_Task instructions_
Extract, from the listing that follows, each line containing the word "formules".

Data items

───

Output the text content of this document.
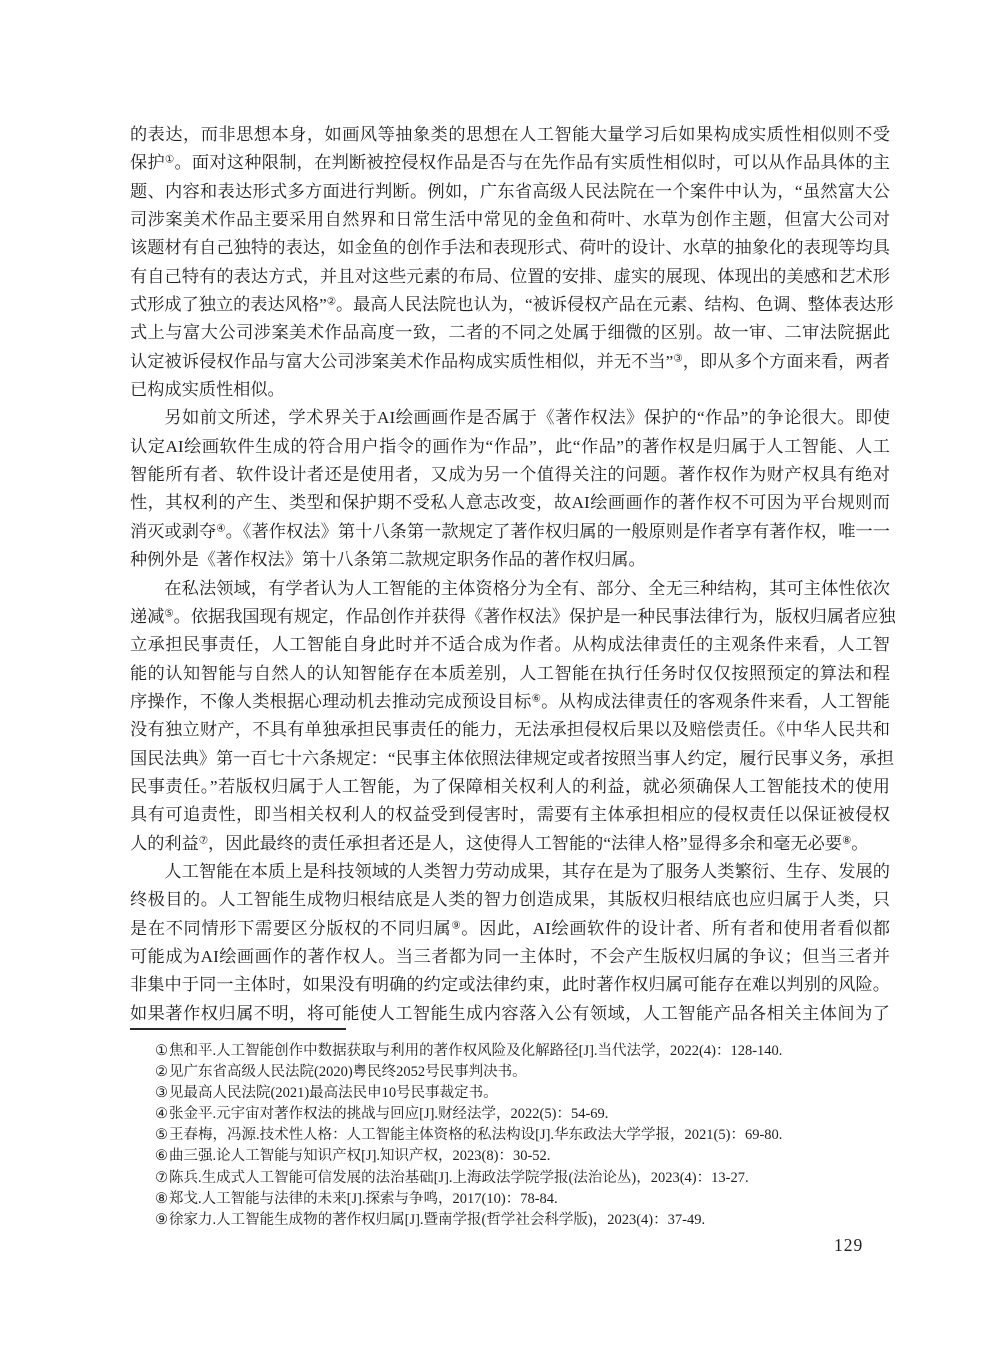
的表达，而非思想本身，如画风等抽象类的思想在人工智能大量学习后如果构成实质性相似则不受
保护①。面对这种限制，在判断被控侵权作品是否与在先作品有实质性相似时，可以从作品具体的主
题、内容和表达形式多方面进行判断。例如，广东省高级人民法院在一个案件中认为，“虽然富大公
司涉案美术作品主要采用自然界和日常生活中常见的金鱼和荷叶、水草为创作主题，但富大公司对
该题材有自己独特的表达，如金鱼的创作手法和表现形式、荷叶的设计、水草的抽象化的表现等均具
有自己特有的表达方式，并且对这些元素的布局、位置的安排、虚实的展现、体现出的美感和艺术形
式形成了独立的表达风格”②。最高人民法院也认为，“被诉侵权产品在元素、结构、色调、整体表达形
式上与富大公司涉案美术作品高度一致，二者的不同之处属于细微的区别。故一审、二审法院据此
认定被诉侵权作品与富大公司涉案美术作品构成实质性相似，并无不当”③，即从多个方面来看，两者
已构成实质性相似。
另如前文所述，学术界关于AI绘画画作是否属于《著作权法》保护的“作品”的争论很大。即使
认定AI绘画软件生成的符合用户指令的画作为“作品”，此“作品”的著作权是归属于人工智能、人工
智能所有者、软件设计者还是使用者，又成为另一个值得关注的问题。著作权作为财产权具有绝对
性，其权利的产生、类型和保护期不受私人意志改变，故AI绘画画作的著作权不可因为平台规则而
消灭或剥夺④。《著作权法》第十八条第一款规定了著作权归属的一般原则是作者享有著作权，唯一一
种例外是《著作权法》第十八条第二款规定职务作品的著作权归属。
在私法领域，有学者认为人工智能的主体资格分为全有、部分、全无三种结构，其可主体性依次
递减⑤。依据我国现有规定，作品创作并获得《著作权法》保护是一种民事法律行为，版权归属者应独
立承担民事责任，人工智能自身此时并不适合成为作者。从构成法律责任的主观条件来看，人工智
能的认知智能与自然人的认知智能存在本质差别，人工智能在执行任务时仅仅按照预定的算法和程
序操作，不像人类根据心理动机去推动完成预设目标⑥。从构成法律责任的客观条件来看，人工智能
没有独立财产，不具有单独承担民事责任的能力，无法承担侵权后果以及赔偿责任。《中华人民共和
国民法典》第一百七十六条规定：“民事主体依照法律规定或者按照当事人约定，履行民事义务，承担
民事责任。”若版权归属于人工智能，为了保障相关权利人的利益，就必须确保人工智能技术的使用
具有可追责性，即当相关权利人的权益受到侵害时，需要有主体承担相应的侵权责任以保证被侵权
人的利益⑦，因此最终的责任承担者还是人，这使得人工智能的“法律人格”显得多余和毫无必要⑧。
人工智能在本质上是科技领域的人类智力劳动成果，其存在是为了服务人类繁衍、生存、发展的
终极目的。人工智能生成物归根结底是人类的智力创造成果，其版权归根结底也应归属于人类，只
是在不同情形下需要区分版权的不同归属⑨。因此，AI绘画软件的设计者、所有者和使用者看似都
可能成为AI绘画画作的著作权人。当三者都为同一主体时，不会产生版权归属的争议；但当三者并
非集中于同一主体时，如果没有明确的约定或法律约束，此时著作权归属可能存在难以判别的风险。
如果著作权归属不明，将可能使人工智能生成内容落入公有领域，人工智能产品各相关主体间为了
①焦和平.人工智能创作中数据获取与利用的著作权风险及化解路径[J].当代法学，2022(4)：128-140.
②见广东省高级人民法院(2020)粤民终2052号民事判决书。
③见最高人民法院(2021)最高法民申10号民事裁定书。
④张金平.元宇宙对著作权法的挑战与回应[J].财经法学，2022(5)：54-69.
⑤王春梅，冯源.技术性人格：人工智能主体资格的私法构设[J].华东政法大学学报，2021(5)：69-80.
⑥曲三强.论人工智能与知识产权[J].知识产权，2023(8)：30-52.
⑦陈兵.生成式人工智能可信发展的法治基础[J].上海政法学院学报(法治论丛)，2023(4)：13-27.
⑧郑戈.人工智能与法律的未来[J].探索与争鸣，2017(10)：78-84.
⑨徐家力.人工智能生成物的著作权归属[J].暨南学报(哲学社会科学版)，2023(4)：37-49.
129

───

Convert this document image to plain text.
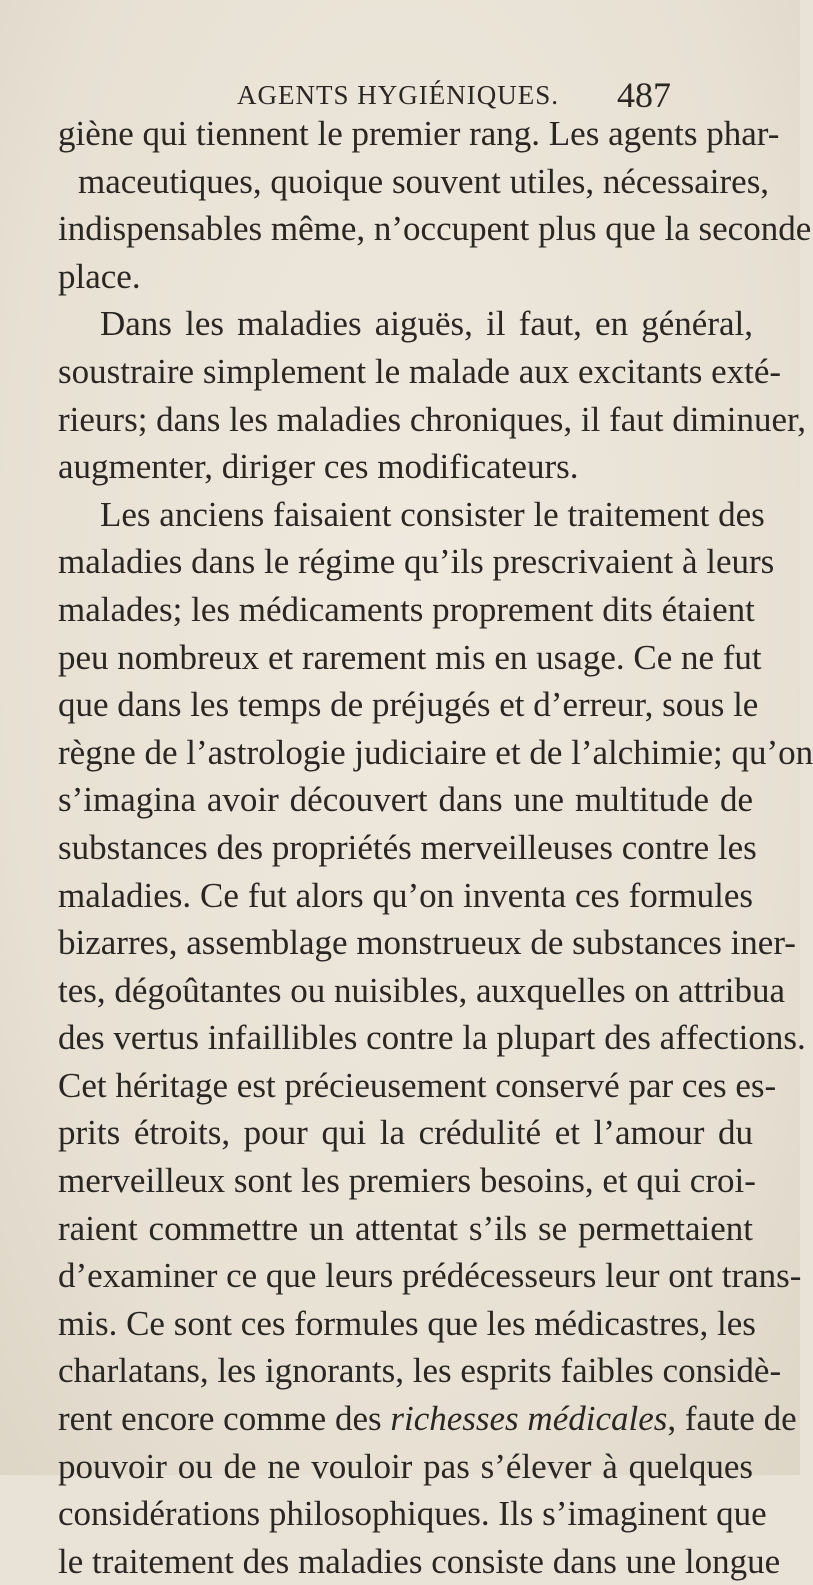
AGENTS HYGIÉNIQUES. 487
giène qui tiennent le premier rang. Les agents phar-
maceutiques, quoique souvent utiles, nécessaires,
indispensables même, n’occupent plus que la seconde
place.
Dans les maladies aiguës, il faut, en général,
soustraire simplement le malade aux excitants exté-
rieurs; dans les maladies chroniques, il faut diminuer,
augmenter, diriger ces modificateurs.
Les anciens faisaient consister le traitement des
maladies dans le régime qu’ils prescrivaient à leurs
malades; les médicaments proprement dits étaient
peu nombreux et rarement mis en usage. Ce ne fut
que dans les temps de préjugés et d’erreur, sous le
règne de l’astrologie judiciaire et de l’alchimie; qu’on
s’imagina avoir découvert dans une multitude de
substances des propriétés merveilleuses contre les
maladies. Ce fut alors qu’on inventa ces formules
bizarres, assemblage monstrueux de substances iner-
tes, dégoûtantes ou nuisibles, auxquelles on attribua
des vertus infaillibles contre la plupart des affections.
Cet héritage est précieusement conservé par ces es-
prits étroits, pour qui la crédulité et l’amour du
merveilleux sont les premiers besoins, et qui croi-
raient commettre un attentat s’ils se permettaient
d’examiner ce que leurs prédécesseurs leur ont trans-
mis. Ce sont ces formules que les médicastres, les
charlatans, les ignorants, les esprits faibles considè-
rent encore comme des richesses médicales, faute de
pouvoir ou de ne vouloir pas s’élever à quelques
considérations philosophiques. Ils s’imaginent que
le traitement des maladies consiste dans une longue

───

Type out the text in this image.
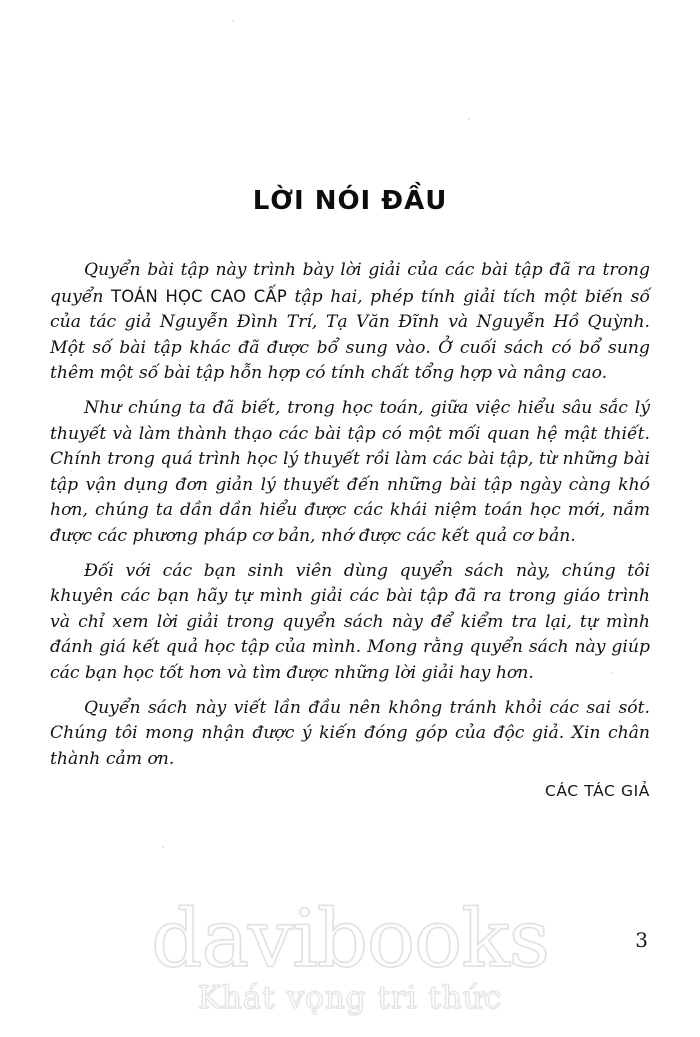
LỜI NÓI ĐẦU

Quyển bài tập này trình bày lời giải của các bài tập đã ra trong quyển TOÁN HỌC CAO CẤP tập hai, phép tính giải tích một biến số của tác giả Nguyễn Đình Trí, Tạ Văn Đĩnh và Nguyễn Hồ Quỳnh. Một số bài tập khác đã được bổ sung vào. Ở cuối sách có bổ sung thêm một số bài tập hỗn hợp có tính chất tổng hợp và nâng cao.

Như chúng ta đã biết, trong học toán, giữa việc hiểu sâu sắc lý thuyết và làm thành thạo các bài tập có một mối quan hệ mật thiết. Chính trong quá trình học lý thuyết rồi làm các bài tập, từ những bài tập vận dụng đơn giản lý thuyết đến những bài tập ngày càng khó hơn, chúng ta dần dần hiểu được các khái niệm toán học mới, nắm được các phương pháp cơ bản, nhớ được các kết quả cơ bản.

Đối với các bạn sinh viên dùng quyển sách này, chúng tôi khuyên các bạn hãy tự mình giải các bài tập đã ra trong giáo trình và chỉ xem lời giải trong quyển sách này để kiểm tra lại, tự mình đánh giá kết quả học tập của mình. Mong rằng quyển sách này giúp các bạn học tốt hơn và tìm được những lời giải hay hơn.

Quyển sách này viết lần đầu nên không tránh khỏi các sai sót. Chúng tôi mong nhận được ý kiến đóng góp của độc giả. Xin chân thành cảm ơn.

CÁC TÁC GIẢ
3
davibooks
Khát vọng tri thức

───

_Worked answer_
maladies. Ce fut alors qu’on inventa ces formules
mis. Ce sont ces formules que les médicastres, les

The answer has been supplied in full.